LISTING:
↓
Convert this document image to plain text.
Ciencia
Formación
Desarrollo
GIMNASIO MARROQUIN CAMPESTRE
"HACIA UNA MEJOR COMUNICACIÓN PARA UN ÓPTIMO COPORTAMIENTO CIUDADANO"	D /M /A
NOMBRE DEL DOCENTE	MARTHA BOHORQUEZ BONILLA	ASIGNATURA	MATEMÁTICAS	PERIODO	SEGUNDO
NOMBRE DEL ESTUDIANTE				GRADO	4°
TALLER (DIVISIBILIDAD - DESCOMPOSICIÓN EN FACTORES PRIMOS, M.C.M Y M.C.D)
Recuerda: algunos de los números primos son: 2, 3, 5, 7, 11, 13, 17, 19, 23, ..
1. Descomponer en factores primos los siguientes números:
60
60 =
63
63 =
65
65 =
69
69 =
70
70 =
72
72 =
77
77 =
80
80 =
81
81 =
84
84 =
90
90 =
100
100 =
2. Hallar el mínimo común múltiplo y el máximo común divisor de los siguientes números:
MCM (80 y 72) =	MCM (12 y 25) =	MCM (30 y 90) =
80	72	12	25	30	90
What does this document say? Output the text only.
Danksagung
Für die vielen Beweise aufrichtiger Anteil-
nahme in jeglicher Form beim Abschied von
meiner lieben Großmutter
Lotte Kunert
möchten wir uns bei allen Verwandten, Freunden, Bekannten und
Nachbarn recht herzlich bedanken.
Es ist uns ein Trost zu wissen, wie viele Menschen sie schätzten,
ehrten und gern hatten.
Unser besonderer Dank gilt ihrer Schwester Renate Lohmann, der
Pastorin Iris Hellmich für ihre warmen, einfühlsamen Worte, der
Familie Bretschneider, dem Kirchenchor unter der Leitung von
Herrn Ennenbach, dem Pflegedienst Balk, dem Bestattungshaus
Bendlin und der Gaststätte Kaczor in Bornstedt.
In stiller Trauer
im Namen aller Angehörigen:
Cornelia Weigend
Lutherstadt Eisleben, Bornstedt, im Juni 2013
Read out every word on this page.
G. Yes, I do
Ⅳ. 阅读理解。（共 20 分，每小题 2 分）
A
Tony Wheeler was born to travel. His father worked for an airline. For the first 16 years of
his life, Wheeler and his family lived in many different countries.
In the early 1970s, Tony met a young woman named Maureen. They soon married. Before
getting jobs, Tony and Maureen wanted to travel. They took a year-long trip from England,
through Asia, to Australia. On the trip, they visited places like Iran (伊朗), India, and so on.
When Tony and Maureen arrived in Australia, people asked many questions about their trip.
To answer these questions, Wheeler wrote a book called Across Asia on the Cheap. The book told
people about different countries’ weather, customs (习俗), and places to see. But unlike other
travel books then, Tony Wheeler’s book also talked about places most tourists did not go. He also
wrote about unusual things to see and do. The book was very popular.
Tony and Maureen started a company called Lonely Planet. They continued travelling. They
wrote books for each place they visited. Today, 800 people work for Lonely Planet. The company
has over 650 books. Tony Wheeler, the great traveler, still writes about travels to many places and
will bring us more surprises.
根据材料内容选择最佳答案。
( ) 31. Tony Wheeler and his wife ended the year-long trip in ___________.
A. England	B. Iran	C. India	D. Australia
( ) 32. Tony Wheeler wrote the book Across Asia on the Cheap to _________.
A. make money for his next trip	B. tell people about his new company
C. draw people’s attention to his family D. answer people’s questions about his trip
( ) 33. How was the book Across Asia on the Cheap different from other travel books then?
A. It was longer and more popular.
↑
WHAT YOU WILL DO: Only a number is wanted: how many lines of the data above contain "NOMBRE"?

THE RESULT: 2